■ Selected excerpt ■
>> Start
For the LGBT community, it's definitely one of the year's must-attend soirees, and this year they're planning a pretty epic extravaganza.
"This year we're going to have a lot of community performers that will be helping with the show," Foulk said. Local drag star Mary Ann Brandt, the Barevillities and the Royal Renegades (Columbus' only drag king troupe) are just a few of the acts already on the bill.
The group also does the same type of fundraiser in September in support of autism research. "We think it's really important to give back," Foulk said. And give they do, as their fundraising efforts typically draw their biggest turnouts of the year.
"We pretty much do everything," Foulk said with a slight chuckle. "Everyone in the cast writes, and most everyone performs,. We create our own costumes—it's definitely a group effort."
Over the years they've become quite adept at cracking the stiffest of audiences. Here are a few of the group's more famous characters and sketches:
A son's tribute to his mother: "I do a recurring character that's mostly based off my mother. She's Italian and Jewish with a New York attitude, and she's very blunt, even for New York sometimes," said Mason Caminiti, who joined the group two years ago after moving here from New York. "It's funny because she's never trying to be funny, but the stuff that comes out of her mouth is often hilarious."
>> End
■ Stated problem 1 ■
Translate this sentence from the article about the comedy troupe's fundraiser into French: "Over the years they've become quite adept at cracking the stiffest of audiences."
■ Stated problem 2 ■
How does the article about the comedy troupe's fundraiser describe the Royal Renegades?
■ Stated problem 3 ■
Carry on the article about the comedy troupe's fundraiser from its final sentence, adding a few more of the group's characters and sketches in the same style.

■ Recorded data ■
>> Start
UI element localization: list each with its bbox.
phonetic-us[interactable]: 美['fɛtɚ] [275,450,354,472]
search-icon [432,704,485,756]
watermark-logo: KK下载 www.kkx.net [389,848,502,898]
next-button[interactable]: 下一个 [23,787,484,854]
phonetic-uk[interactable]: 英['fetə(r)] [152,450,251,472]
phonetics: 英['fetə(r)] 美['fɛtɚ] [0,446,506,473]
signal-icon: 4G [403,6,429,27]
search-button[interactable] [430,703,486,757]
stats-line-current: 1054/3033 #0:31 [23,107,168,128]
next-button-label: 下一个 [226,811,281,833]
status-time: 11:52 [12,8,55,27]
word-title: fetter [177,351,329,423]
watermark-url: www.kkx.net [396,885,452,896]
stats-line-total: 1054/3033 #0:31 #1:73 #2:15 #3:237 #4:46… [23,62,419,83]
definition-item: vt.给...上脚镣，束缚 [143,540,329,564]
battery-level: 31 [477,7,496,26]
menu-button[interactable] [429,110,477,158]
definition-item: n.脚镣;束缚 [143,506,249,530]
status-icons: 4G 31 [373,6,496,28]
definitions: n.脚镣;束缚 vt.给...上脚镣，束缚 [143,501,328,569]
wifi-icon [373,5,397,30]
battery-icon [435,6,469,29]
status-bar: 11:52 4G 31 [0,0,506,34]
>> End
■ Task answer 1 ■
Au fil des années, ils sont devenus très habiles pour dérider les publics les plus coincés.

■ Task answer 2 ■
As Columbus' only drag king troupe.

■ Task answer 3 ■
Titanic 2.0: "We once did this rendition of Titanic to the song ‘My Heart Will Go On'," said Jackie Sansavera. "We crammed the entire movie into this four-minute song, it was pretty crazy. I also did a wicked Sarah Palin when she was relevant."
A comedy troupe that dances!?: "The dance numbers are always pretty insane," said Brie Buyaky, chuckling. "It's funny that we're a comedy troupe, but we try to do these extravagant dance numbers. But somehow we pull it off."
Herpes Helen: Buyaky also takes on the shenanigans of a grandmother with a mouth full of herpes. "It's quite foul, but it always gets a rise out of the crowd," she said.
Lesbo gross-out: "I love the gross-out factor," said Leanna Vig, an SNP veteran who's been with the troupe since 2005. Vig and three-year SNP vet nikki/nova 2.0 (this is her stage pseudonym) take on a faux-romantic evening between two females, complete with flatulence and chocolate Reddi-wip that's acting as ... well you get it.
Samuel: "He's a special-needs kid with a lisp and glasses that can see the future because they're so thick," Vig said of her recurring character. "He's the cutest and most innocent character to do."
Wake Up St. Paul: The silly antics in this spoof of Katie Lee Gifford and Hoda Kotb of the "Today Show" are a sure-fire crowd pleaser.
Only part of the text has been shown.